| Written instruction |
Count every line in the entries that follow where the word "configuration" appears, then state only the total.

Dataset records
+--
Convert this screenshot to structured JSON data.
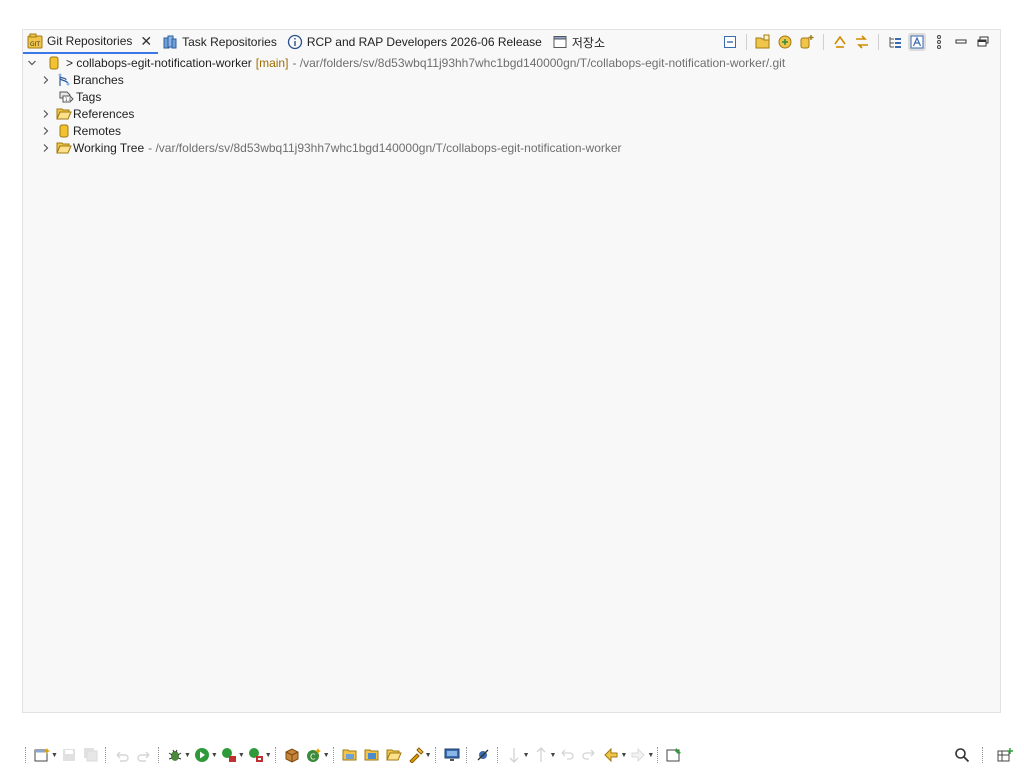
{
  "tabs": [
    {
      "label": "Git Repositories",
      "icon": "git-repositories-icon",
      "active": true
    },
    {
      "label": "Task Repositories",
      "icon": "task-repositories-icon"
    },
    {
      "label": "RCP and RAP Developers 2026-06 Release",
      "icon": "info-icon"
    },
    {
      "label": "저장소",
      "icon": "window-icon"
    }
  ],
  "tree": {
    "repo": {
      "name": "> collabops-egit-notification-worker",
      "branch": "[main]",
      "path": "- /var/folders/sv/8d53wbq11j93hh7whc1bgd140000gn/T/collabops-egit-notification-worker/.git"
    },
    "children": {
      "branches": "Branches",
      "tags": "Tags",
      "references": "References",
      "remotes": "Remotes",
      "working_tree": "Working Tree",
      "working_tree_path": "- /var/folders/sv/8d53wbq11j93hh7whc1bgd140000gn/T/collabops-egit-notification-worker"
    }
  },
  "colors": {
    "active_tab_underline": "#3b78e7",
    "branch_label": "#a06b00",
    "path_text": "#6e6e6e",
    "repo_icon": "#f2c230"
  }
}
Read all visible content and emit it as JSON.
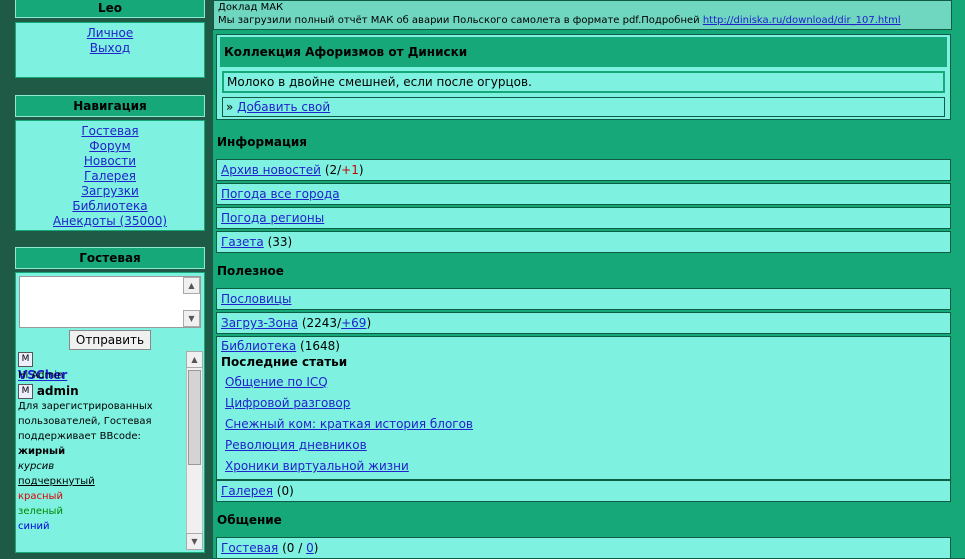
{
  "user": {
    "name": "Leo",
    "links": [
      "Личное",
      "Выход"
    ]
  },
  "nav": {
    "title": "Навигация",
    "items": [
      "Гостевая",
      "Форум",
      "Новости",
      "Галерея",
      "Загрузки",
      "Библиотека",
      "Анекдоты (35000)"
    ]
  },
  "guestbook": {
    "title": "Гостевая",
    "textarea_value": "",
    "send_button": "Отправить",
    "messages": [
      {
        "badge": "M",
        "author": "VSCher",
        "text": "Hi Admin"
      },
      {
        "badge": "M",
        "author": "admin",
        "text": "Для зарегистрированных пользователей, Гостевая поддерживает BBcode:"
      }
    ],
    "format_examples": [
      "жирный",
      "курсив",
      "подчеркнутый",
      "красный",
      "зеленый",
      "синий"
    ],
    "colors": {
      "red": "#e00000",
      "green": "#008800",
      "blue": "#0000dd"
    }
  },
  "top_notice": {
    "title": "Доклад МАК",
    "text": "Мы загрузили полный отчёт МАК об аварии Польского самолета в формате pdf.Подробней",
    "link": "http://diniska.ru/download/dir_107.html"
  },
  "aphorism": {
    "title": "Коллекция Афоризмов от Диниски",
    "quote": "Молоко в двойне смешней, если после огурцов.",
    "add_prefix": "»",
    "add_link": "Добавить свой"
  },
  "info": {
    "title": "Информация",
    "archive_label": "Архив новостей",
    "archive_count": "(2/",
    "archive_new": "+1",
    "archive_close": ")",
    "weather_all": "Погода все города",
    "weather_regions": "Погода регионы",
    "gazeta_label": "Газета",
    "gazeta_count": "(33)"
  },
  "useful": {
    "title": "Полезное",
    "proverbs": "Пословицы",
    "zagruz_label": "Загруз-Зона",
    "zagruz_count": "(2243/",
    "zagruz_new": "+69",
    "zagruz_close": ")",
    "library_label": "Библиотека",
    "library_count": "(1648)",
    "latest_title": "Последние статьи",
    "articles": [
      "Общение по ICQ",
      "Цифровой разговор",
      "Снежный ком: краткая история блогов",
      "Революция дневников",
      "Хроники виртуальной жизни"
    ],
    "gallery_label": "Галерея",
    "gallery_count": "(0)"
  },
  "communication": {
    "title": "Общение",
    "guest_label": "Гостевая",
    "guest_open": "(0 /",
    "guest_new": "0",
    "guest_close": ")"
  }
}
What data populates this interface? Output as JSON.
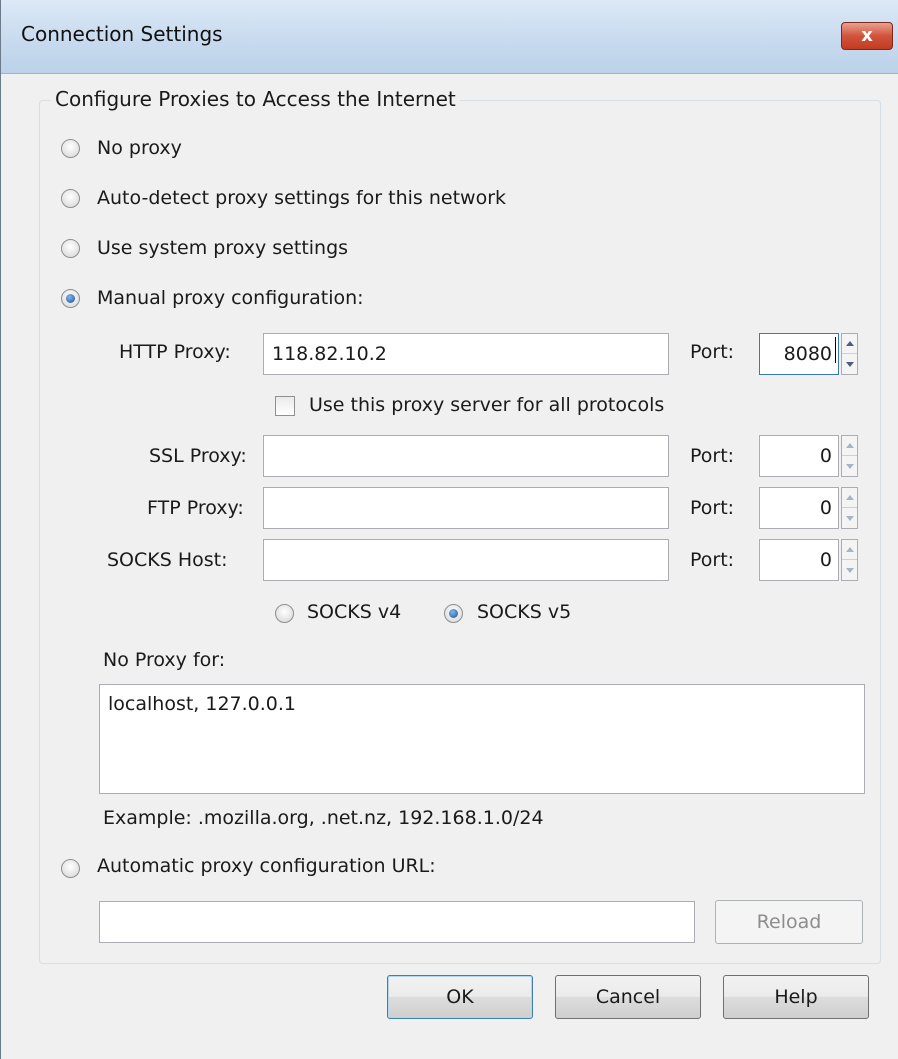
{
  "window": {
    "title": "Connection Settings",
    "close_label": "x"
  },
  "group": {
    "legend": "Configure Proxies to Access the Internet"
  },
  "options": {
    "no_proxy": "No proxy",
    "auto_detect": "Auto-detect proxy settings for this network",
    "system": "Use system proxy settings",
    "manual": "Manual proxy configuration:",
    "auto_url": "Automatic proxy configuration URL:"
  },
  "manual": {
    "http_label": "HTTP Proxy:",
    "http_value": "118.82.10.2",
    "http_port_label": "Port:",
    "http_port": "8080",
    "use_all_label": "Use this proxy server for all protocols",
    "ssl_label": "SSL Proxy:",
    "ssl_value": "",
    "ssl_port_label": "Port:",
    "ssl_port": "0",
    "ftp_label": "FTP Proxy:",
    "ftp_value": "",
    "ftp_port_label": "Port:",
    "ftp_port": "0",
    "socks_label": "SOCKS Host:",
    "socks_value": "",
    "socks_port_label": "Port:",
    "socks_port": "0",
    "socks_v4": "SOCKS v4",
    "socks_v5": "SOCKS v5"
  },
  "no_proxy_for": {
    "label": "No Proxy for:",
    "value": "localhost, 127.0.0.1",
    "example": "Example: .mozilla.org, .net.nz, 192.168.1.0/24"
  },
  "auto_config": {
    "url_value": "",
    "reload_label": "Reload"
  },
  "buttons": {
    "ok": "OK",
    "cancel": "Cancel",
    "help": "Help"
  },
  "selected_mode": "manual",
  "selected_socks": "v5",
  "use_all_checked": false,
  "colors": {
    "titlebar": "#c6d9ee",
    "close": "#c23b22",
    "dialog_bg": "#f0f0f0",
    "focus_border": "#3d7bad"
  }
}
+--
| The reply |
2